▸ **Items from a dataset**:
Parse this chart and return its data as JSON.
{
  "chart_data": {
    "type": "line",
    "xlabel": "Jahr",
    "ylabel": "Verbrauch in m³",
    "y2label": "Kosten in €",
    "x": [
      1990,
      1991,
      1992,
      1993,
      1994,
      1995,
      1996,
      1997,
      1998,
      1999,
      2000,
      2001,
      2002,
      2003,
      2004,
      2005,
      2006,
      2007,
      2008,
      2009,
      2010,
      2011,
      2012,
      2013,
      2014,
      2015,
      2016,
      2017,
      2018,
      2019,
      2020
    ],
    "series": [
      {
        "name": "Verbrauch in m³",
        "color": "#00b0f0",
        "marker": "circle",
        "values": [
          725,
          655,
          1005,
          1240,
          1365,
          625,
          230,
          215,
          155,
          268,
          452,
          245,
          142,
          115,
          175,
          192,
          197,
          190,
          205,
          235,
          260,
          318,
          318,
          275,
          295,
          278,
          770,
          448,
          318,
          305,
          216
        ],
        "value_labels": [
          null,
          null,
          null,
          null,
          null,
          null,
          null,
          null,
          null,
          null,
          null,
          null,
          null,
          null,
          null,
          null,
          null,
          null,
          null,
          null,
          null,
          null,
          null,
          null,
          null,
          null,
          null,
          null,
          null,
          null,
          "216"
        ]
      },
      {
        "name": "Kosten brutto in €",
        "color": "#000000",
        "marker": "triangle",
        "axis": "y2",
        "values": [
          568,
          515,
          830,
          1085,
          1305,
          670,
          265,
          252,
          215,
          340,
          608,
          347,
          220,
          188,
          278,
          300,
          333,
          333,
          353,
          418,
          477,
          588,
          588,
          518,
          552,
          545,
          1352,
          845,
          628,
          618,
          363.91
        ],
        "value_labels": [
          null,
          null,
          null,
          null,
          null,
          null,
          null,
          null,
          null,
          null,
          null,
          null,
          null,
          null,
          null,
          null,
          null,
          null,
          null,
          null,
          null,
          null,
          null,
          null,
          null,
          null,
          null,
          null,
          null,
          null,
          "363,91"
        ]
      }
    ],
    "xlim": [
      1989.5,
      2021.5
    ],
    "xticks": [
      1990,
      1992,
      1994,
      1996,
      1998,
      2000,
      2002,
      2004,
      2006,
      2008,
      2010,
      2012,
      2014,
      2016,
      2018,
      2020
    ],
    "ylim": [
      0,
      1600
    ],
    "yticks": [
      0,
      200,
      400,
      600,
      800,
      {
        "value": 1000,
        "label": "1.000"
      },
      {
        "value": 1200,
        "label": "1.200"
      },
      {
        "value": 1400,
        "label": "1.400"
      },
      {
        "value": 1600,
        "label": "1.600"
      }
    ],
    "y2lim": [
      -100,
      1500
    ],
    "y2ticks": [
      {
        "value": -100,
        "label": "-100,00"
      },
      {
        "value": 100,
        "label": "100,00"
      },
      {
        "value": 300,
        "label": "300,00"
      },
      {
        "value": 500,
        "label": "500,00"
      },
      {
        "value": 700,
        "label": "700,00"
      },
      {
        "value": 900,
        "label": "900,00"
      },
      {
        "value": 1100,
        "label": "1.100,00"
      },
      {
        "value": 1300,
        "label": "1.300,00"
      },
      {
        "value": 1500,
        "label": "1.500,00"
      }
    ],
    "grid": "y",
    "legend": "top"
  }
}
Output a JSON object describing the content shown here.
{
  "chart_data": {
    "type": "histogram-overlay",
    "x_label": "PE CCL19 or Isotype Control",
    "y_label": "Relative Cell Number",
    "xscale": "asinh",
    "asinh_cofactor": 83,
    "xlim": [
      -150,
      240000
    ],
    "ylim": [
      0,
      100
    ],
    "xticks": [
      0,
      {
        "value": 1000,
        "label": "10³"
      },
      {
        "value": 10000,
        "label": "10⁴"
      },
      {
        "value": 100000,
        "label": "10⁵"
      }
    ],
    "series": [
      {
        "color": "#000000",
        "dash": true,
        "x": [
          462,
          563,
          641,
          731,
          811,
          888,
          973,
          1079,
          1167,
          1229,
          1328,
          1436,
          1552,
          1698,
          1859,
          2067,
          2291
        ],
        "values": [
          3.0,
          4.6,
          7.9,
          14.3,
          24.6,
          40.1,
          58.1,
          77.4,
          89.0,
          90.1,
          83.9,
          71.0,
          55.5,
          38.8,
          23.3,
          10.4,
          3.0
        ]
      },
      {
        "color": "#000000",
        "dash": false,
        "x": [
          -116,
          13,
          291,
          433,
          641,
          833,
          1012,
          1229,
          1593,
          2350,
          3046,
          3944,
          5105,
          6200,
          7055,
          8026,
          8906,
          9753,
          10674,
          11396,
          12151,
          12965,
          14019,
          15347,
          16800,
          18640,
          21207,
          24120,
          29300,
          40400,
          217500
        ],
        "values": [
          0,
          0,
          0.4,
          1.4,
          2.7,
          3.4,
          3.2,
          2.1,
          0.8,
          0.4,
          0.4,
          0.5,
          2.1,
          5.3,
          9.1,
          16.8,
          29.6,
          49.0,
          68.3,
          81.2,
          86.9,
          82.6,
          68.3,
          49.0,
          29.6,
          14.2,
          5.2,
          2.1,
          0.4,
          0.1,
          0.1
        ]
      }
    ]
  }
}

▸ **STATED TASK**:
Search the entries for the word "Verbrauch" and copy every line that has it.

▸ **RIGHT ANSWER**:
    "ylabel": "Verbrauch in m³",
        "name": "Verbrauch in m³",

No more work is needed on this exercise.